§ Exercise
From the listing below, extract each entry exactly as written, minus the images.

§ Collected data
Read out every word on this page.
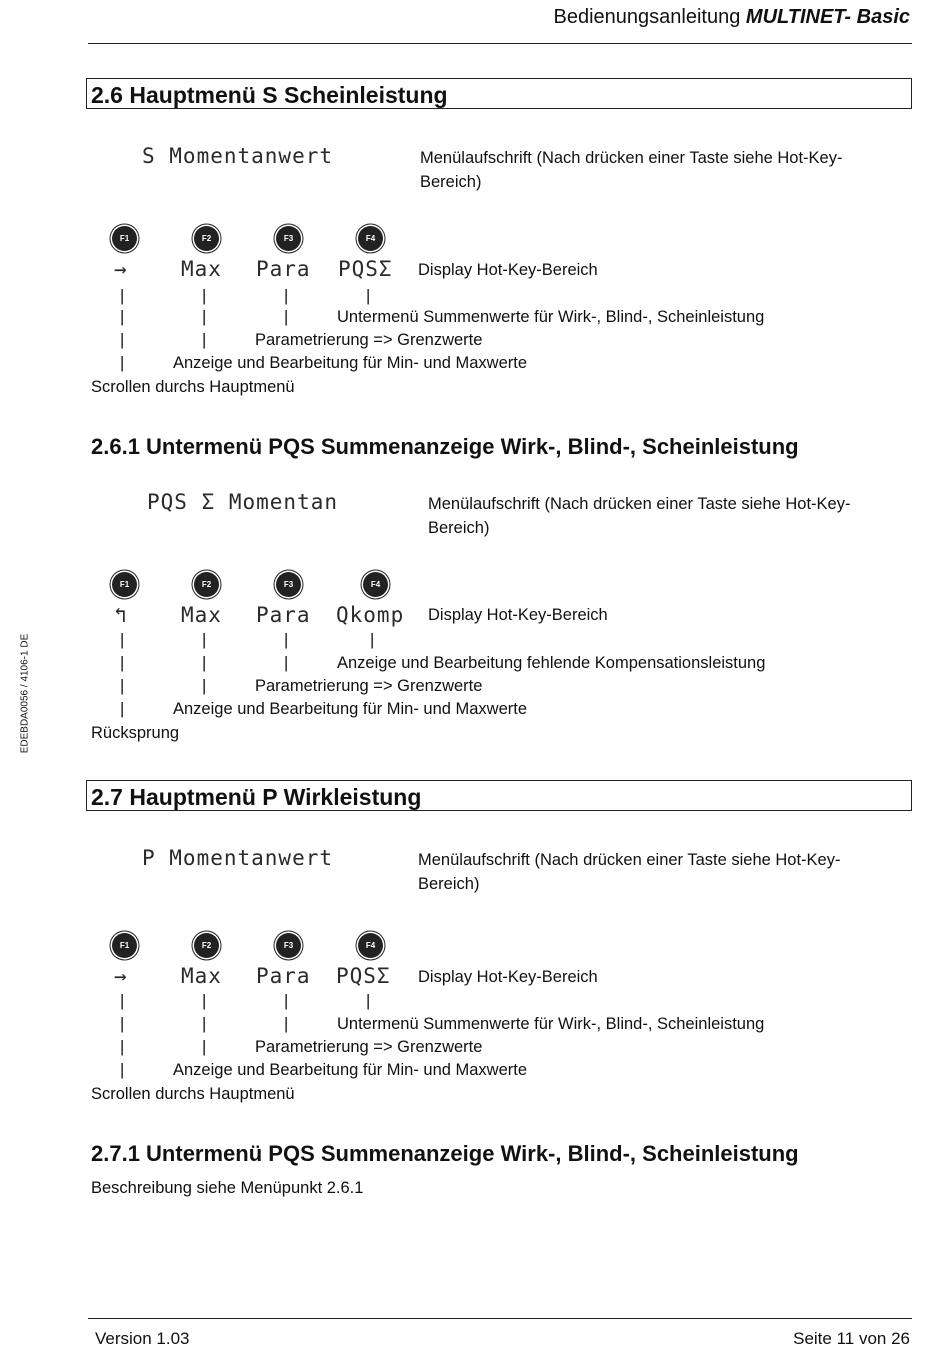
Bedienungsanleitung MULTINET- Basic
EDEBDA0056 / 4106-1 DE
2.6 Hauptmenü S Scheinleistung
S Momentanwert	Menülaufschrift (Nach drücken einer Taste siehe Hot-Key-
Bereich)
F1	F2	F3	F4
→	Max Para PQSΣ Display Hot-Key-Bereich
|	|	|	|
|	|	|	Untermenü Summenwerte für Wirk-, Blind-, Scheinleistung
|	|	Parametrierung => Grenzwerte
|	Anzeige und Bearbeitung für Min- und Maxwerte
Scrollen durchs Hauptmenü
2.6.1 Untermenü PQS Summenanzeige Wirk-, Blind-, Scheinleistung
PQS Σ Momentan	Menülaufschrift (Nach drücken einer Taste siehe Hot-Key-
Bereich)
F1	F2	F3	F4
↰	Max Para Qkomp Display Hot-Key-Bereich
|	|	|	|
|	|	|	Anzeige und Bearbeitung fehlende Kompensationsleistung
|	|	Parametrierung => Grenzwerte
|	Anzeige und Bearbeitung für Min- und Maxwerte
Rücksprung
2.7 Hauptmenü P Wirkleistung
P Momentanwert	Menülaufschrift (Nach drücken einer Taste siehe Hot-Key-
Bereich)
F1	F2	F3	F4
→	Max Para PQSΣ Display Hot-Key-Bereich
|	|	|	|
|	|	|	Untermenü Summenwerte für Wirk-, Blind-, Scheinleistung
|	|	Parametrierung => Grenzwerte
|	Anzeige und Bearbeitung für Min- und Maxwerte
Scrollen durchs Hauptmenü
2.7.1 Untermenü PQS Summenanzeige Wirk-, Blind-, Scheinleistung
Beschreibung siehe Menüpunkt 2.6.1
Version 1.03	Seite 11 von 26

§ Solution for this problem
Read out every word on this page.
Bedienungsanleitung MULTINET- Basic
EDEBDA0056 / 4106-1 DE
2.6 Hauptmenü S Scheinleistung
S Momentanwert	Menülaufschrift (Nach drücken einer Taste siehe Hot-Key-
Bereich)
F1	F2	F3	F4
→	Max Para PQSΣ Display Hot-Key-Bereich
|	|	|	|
|	|	|	Untermenü Summenwerte für Wirk-, Blind-, Scheinleistung
|	|	Parametrierung => Grenzwerte
|	Anzeige und Bearbeitung für Min- und Maxwerte
Scrollen durchs Hauptmenü
2.6.1 Untermenü PQS Summenanzeige Wirk-, Blind-, Scheinleistung
PQS Σ Momentan	Menülaufschrift (Nach drücken einer Taste siehe Hot-Key-
Bereich)
F1	F2	F3	F4
↰	Max Para Qkomp Display Hot-Key-Bereich
|	|	|	|
|	|	|	Anzeige und Bearbeitung fehlende Kompensationsleistung
|	|	Parametrierung => Grenzwerte
|	Anzeige und Bearbeitung für Min- und Maxwerte
Rücksprung
2.7 Hauptmenü P Wirkleistung
P Momentanwert	Menülaufschrift (Nach drücken einer Taste siehe Hot-Key-
Bereich)
F1	F2	F3	F4
→	Max Para PQSΣ Display Hot-Key-Bereich
|	|	|	|
|	|	|	Untermenü Summenwerte für Wirk-, Blind-, Scheinleistung
|	|	Parametrierung => Grenzwerte
|	Anzeige und Bearbeitung für Min- und Maxwerte
Scrollen durchs Hauptmenü
2.7.1 Untermenü PQS Summenanzeige Wirk-, Blind-, Scheinleistung
Beschreibung siehe Menüpunkt 2.6.1
Version 1.03	Seite 11 von 26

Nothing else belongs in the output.